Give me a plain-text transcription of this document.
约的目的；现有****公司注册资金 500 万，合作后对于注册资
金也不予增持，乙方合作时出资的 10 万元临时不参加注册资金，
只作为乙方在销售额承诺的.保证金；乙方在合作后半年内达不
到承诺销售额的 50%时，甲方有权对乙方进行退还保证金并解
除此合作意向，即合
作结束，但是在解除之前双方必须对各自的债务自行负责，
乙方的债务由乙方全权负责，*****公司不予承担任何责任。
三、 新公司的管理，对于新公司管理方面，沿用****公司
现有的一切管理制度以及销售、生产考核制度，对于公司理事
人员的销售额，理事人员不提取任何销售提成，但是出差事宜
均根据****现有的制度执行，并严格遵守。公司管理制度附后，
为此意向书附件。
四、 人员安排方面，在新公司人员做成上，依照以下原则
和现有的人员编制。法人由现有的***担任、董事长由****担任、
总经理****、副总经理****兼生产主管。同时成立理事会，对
--
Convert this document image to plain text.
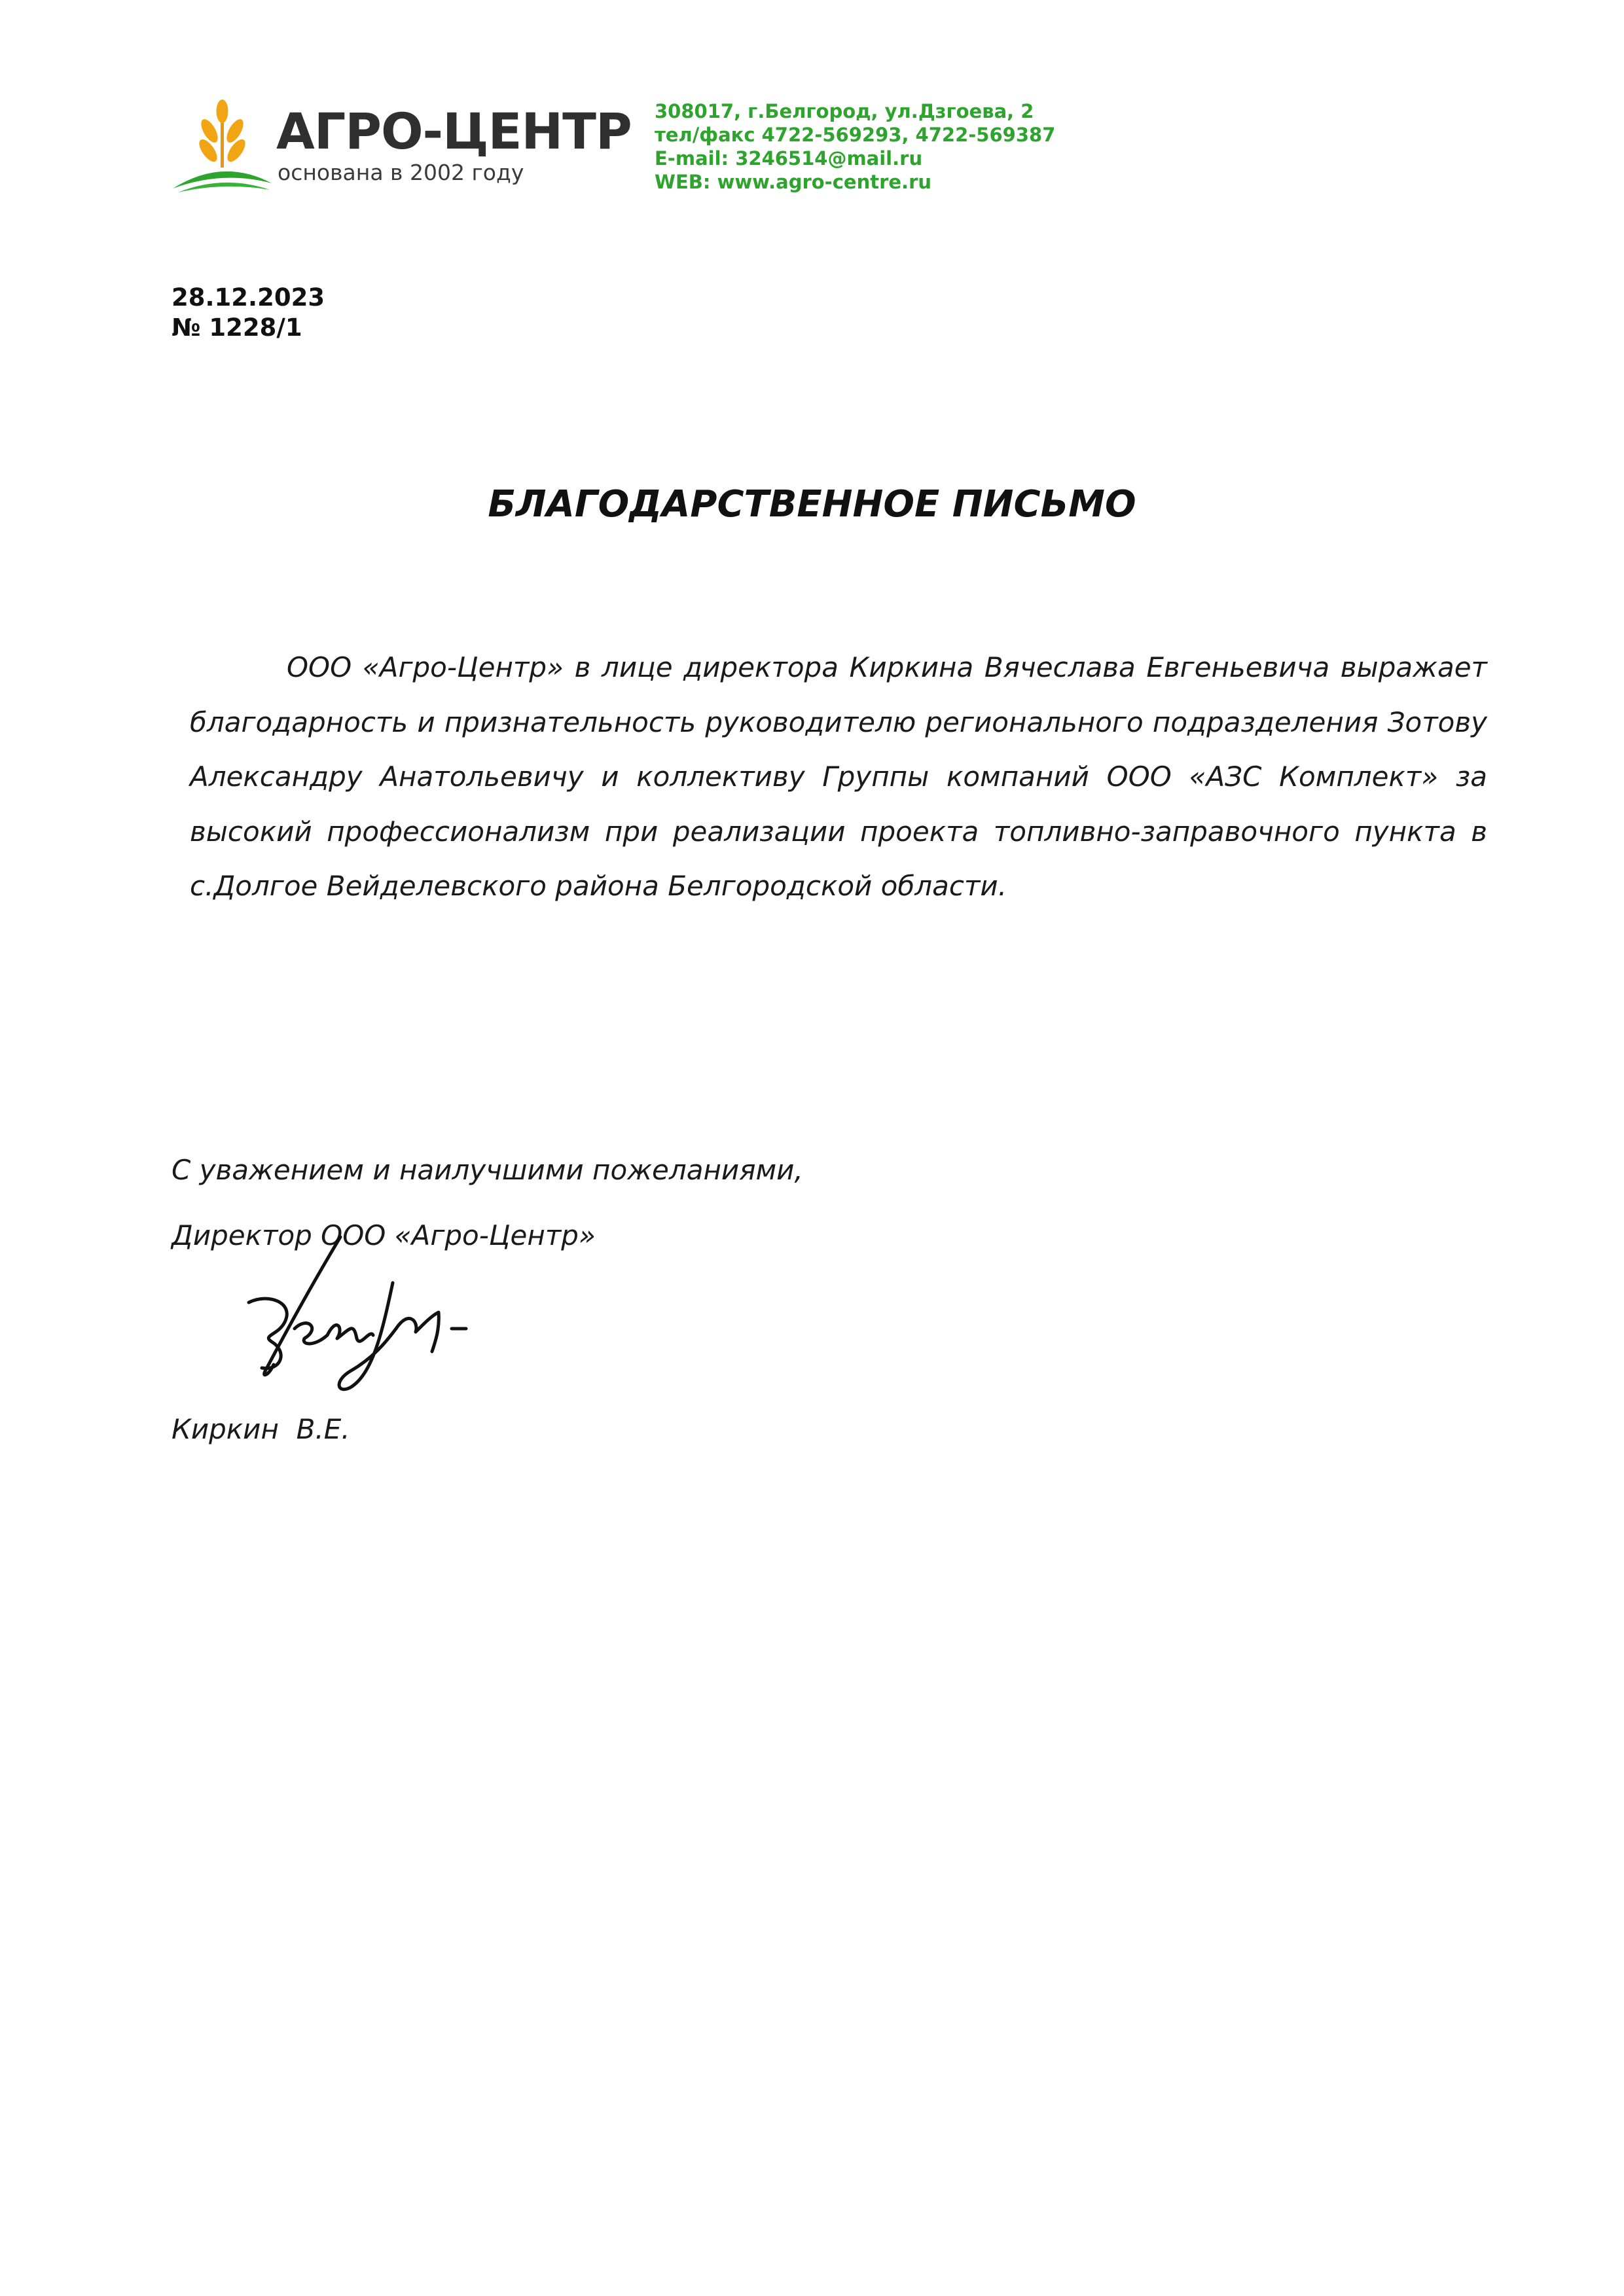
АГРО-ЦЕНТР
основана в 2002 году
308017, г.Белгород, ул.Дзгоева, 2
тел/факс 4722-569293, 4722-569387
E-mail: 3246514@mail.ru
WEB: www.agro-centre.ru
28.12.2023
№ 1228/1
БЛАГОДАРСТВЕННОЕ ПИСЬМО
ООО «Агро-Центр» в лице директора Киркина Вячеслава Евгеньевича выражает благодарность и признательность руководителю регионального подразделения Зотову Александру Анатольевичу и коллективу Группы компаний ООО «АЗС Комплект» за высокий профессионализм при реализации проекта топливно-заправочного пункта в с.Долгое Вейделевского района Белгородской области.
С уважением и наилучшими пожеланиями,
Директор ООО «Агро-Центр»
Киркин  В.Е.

• WRITTEN REQUEST:
From the entries above, return each line with the word "text" in it.

• TASK ANSWER:
Give me a plain-text transcription of this document.
Convert this document image to plain text.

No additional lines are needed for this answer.